EXERCISE>
Each line that holds the word "native" counts once; report the total and nothing else.

(Data entries)
****************

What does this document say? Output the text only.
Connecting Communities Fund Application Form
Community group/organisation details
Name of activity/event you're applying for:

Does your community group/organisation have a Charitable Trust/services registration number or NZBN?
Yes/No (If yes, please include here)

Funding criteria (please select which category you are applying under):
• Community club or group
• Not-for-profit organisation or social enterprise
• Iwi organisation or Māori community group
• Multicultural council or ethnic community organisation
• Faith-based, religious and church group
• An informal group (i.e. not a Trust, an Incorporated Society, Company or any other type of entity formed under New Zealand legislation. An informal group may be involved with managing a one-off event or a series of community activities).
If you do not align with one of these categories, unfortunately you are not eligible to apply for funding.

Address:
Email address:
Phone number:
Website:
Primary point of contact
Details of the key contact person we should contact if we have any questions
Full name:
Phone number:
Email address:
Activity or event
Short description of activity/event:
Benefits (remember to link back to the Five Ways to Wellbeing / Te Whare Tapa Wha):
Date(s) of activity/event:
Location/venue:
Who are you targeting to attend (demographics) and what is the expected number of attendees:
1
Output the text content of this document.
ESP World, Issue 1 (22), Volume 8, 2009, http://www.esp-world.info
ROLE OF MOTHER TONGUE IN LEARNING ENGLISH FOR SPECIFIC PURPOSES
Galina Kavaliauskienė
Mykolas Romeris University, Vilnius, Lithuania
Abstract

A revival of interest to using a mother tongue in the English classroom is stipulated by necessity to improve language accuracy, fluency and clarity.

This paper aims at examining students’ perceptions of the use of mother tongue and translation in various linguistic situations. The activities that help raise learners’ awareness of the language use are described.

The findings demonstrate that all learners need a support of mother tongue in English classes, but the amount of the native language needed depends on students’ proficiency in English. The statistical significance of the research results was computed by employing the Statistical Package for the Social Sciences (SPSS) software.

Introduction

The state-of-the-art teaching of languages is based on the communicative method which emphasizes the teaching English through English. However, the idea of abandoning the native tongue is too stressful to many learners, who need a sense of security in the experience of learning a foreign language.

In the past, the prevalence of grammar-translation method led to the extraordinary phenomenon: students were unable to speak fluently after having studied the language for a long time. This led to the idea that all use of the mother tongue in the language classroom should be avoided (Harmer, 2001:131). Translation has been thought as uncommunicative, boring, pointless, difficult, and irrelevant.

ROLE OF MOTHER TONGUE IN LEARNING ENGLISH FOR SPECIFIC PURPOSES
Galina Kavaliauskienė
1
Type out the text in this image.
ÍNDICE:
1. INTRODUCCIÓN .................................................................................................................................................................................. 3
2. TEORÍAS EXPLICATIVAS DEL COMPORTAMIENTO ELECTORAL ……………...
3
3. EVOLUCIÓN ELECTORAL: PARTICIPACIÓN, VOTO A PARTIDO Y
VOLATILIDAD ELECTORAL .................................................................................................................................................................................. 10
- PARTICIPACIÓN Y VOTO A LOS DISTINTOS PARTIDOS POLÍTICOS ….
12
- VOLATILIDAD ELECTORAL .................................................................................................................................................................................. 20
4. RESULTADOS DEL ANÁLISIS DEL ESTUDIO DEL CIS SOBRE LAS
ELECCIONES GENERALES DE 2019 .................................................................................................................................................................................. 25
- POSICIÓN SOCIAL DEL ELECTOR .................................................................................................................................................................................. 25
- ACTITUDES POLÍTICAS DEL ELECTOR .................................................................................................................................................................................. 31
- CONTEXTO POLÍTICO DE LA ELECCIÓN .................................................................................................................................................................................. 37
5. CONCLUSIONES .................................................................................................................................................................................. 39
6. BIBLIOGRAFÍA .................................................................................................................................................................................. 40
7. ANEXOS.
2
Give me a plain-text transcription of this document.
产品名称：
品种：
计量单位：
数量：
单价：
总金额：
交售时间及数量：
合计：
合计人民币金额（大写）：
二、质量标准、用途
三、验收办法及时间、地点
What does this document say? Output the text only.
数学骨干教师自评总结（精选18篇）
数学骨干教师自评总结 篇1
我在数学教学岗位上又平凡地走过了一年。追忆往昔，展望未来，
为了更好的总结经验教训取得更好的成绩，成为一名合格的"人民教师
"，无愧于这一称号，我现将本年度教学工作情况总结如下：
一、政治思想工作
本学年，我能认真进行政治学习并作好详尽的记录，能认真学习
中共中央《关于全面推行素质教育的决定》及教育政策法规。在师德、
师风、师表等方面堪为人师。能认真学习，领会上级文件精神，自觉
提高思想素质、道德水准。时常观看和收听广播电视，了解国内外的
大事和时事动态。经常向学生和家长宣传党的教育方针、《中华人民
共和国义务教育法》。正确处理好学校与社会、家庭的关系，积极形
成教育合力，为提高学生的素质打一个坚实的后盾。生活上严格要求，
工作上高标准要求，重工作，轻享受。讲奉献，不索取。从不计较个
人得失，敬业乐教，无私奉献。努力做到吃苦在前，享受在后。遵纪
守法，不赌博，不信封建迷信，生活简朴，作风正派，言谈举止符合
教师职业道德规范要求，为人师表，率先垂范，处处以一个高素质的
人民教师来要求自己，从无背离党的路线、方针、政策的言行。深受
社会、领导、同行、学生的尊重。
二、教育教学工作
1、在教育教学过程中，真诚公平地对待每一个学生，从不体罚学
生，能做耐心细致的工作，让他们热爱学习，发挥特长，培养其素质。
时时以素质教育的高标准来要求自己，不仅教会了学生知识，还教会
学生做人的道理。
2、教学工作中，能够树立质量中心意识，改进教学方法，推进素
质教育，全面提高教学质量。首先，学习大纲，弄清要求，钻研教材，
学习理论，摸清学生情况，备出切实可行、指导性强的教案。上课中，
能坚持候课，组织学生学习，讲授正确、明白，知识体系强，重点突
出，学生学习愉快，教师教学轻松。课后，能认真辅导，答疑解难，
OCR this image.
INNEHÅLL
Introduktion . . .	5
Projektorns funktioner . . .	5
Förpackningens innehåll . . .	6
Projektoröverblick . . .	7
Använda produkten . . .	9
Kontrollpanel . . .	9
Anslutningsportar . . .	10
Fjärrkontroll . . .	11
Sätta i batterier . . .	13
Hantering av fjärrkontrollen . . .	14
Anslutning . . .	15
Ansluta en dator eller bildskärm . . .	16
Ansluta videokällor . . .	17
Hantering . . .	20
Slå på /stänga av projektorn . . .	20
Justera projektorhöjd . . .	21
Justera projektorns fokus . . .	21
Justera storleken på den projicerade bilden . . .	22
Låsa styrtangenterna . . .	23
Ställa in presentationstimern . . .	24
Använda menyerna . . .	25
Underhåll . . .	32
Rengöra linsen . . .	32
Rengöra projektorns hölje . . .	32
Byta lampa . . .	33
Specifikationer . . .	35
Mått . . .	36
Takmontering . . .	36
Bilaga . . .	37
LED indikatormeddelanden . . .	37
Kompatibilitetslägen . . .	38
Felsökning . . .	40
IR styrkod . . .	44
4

****************

RESPONSE>
2